*TASK DESCRIPTION*
Please print all of the material below, word for word.

___ DATA PROVIDED

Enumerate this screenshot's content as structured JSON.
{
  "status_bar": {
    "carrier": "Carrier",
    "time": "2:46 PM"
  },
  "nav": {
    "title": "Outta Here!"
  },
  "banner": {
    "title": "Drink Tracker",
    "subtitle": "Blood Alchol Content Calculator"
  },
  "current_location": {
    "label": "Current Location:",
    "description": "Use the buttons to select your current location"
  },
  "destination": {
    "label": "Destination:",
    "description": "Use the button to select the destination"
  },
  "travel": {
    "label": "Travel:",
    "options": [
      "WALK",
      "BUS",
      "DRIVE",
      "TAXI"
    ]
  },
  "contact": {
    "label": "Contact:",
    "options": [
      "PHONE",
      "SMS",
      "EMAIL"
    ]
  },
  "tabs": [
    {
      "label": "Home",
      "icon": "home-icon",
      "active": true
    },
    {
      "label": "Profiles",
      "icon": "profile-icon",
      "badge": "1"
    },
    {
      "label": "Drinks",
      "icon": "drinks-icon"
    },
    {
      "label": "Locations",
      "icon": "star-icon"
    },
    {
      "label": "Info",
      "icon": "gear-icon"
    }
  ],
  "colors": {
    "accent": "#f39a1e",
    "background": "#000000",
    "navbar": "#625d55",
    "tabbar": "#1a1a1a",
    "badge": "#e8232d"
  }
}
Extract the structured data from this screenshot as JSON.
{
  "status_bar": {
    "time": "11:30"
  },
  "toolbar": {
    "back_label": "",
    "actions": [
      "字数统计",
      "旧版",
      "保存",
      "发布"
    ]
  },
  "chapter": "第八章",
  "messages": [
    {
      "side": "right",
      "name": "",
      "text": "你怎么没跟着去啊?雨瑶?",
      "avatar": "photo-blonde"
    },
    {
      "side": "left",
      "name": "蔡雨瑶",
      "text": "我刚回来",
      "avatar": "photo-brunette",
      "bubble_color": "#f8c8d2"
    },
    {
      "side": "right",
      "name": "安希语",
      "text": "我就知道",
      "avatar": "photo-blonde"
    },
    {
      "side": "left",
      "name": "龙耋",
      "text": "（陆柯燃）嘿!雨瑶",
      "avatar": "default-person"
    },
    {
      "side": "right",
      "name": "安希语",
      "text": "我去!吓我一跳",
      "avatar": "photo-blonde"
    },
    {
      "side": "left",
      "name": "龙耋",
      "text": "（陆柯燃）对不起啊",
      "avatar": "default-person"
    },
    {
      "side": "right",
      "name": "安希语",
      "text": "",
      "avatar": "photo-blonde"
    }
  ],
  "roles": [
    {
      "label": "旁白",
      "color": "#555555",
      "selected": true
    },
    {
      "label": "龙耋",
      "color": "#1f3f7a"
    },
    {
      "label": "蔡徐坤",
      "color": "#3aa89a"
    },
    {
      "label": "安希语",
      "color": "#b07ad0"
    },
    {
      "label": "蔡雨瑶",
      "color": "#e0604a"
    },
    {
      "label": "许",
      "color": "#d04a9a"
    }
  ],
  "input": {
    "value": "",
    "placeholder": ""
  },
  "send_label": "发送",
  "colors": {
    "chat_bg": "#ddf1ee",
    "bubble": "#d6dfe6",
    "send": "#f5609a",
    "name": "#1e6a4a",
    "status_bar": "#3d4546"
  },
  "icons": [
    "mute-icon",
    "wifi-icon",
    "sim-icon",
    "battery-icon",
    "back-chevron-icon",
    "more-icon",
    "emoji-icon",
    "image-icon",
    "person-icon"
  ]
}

______

*ANSWER IN FULL*
Enumerate this screenshot's content as structured JSON.
{
  "status_bar": {
    "carrier": "Carrier",
    "time": "2:46 PM"
  },
  "nav": {
    "title": "Outta Here!"
  },
  "banner": {
    "title": "Drink Tracker",
    "subtitle": "Blood Alchol Content Calculator"
  },
  "current_location": {
    "label": "Current Location:",
    "description": "Use the buttons to select your current location"
  },
  "destination": {
    "label": "Destination:",
    "description": "Use the button to select the destination"
  },
  "travel": {
    "label": "Travel:",
    "options": [
      "WALK",
      "BUS",
      "DRIVE",
      "TAXI"
    ]
  },
  "contact": {
    "label": "Contact:",
    "options": [
      "PHONE",
      "SMS",
      "EMAIL"
    ]
  },
  "tabs": [
    {
      "label": "Home",
      "icon": "home-icon",
      "active": true
    },
    {
      "label": "Profiles",
      "icon": "profile-icon",
      "badge": "1"
    },
    {
      "label": "Drinks",
      "icon": "drinks-icon"
    },
    {
      "label": "Locations",
      "icon": "star-icon"
    },
    {
      "label": "Info",
      "icon": "gear-icon"
    }
  ],
  "colors": {
    "accent": "#f39a1e",
    "background": "#000000",
    "navbar": "#625d55",
    "tabbar": "#1a1a1a",
    "badge": "#e8232d"
  }
}
Extract the structured data from this screenshot as JSON.
{
  "status_bar": {
    "time": "11:30"
  },
  "toolbar": {
    "back_label": "",
    "actions": [
      "字数统计",
      "旧版",
      "保存",
      "发布"
    ]
  },
  "chapter": "第八章",
  "messages": [
    {
      "side": "right",
      "name": "",
      "text": "你怎么没跟着去啊?雨瑶?",
      "avatar": "photo-blonde"
    },
    {
      "side": "left",
      "name": "蔡雨瑶",
      "text": "我刚回来",
      "avatar": "photo-brunette",
      "bubble_color": "#f8c8d2"
    },
    {
      "side": "right",
      "name": "安希语",
      "text": "我就知道",
      "avatar": "photo-blonde"
    },
    {
      "side": "left",
      "name": "龙耋",
      "text": "（陆柯燃）嘿!雨瑶",
      "avatar": "default-person"
    },
    {
      "side": "right",
      "name": "安希语",
      "text": "我去!吓我一跳",
      "avatar": "photo-blonde"
    },
    {
      "side": "left",
      "name": "龙耋",
      "text": "（陆柯燃）对不起啊",
      "avatar": "default-person"
    },
    {
      "side": "right",
      "name": "安希语",
      "text": "",
      "avatar": "photo-blonde"
    }
  ],
  "roles": [
    {
      "label": "旁白",
      "color": "#555555",
      "selected": true
    },
    {
      "label": "龙耋",
      "color": "#1f3f7a"
    },
    {
      "label": "蔡徐坤",
      "color": "#3aa89a"
    },
    {
      "label": "安希语",
      "color": "#b07ad0"
    },
    {
      "label": "蔡雨瑶",
      "color": "#e0604a"
    },
    {
      "label": "许",
      "color": "#d04a9a"
    }
  ],
  "input": {
    "value": "",
    "placeholder": ""
  },
  "send_label": "发送",
  "colors": {
    "chat_bg": "#ddf1ee",
    "bubble": "#d6dfe6",
    "send": "#f5609a",
    "name": "#1e6a4a",
    "status_bar": "#3d4546"
  },
  "icons": [
    "mute-icon",
    "wifi-icon",
    "sim-icon",
    "battery-icon",
    "back-chevron-icon",
    "more-icon",
    "emoji-icon",
    "image-icon",
    "person-icon"
  ]
}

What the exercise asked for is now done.